- **WRITTEN EXERCISE**
What number of lines hold the word "Anxiety"? State that number and nothing besides.

- **MATERIAL TO PROCESS**

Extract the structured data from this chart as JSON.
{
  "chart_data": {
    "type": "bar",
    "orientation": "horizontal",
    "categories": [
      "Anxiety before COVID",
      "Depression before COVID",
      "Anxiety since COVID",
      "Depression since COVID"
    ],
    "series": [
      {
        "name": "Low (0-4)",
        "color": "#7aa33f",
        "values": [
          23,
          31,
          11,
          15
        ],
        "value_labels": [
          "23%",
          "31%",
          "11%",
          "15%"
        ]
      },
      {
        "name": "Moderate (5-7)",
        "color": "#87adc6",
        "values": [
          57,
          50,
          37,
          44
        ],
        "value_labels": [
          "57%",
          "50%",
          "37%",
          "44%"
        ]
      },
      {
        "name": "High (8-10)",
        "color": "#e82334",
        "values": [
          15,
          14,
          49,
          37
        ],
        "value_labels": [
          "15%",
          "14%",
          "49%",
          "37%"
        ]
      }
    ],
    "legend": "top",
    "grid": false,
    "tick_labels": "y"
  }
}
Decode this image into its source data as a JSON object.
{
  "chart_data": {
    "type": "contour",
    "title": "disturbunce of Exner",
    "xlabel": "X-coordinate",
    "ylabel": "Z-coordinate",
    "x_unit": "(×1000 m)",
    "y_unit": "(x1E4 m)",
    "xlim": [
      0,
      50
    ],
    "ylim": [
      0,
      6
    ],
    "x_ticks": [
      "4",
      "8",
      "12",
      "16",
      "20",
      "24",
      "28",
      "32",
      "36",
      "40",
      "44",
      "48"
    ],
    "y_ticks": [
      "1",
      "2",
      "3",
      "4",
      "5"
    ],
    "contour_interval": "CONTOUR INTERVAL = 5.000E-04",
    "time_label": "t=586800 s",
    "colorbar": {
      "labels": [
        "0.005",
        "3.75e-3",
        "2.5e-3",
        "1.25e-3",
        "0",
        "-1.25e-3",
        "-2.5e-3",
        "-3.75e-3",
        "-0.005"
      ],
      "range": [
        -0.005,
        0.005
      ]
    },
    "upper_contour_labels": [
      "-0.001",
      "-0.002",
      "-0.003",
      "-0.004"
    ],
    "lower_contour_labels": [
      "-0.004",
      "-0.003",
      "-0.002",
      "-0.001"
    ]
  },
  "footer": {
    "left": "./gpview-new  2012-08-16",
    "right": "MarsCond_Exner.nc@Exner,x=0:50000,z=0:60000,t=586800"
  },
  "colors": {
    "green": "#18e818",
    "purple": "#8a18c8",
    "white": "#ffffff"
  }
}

- **FINAL ANSWER**
2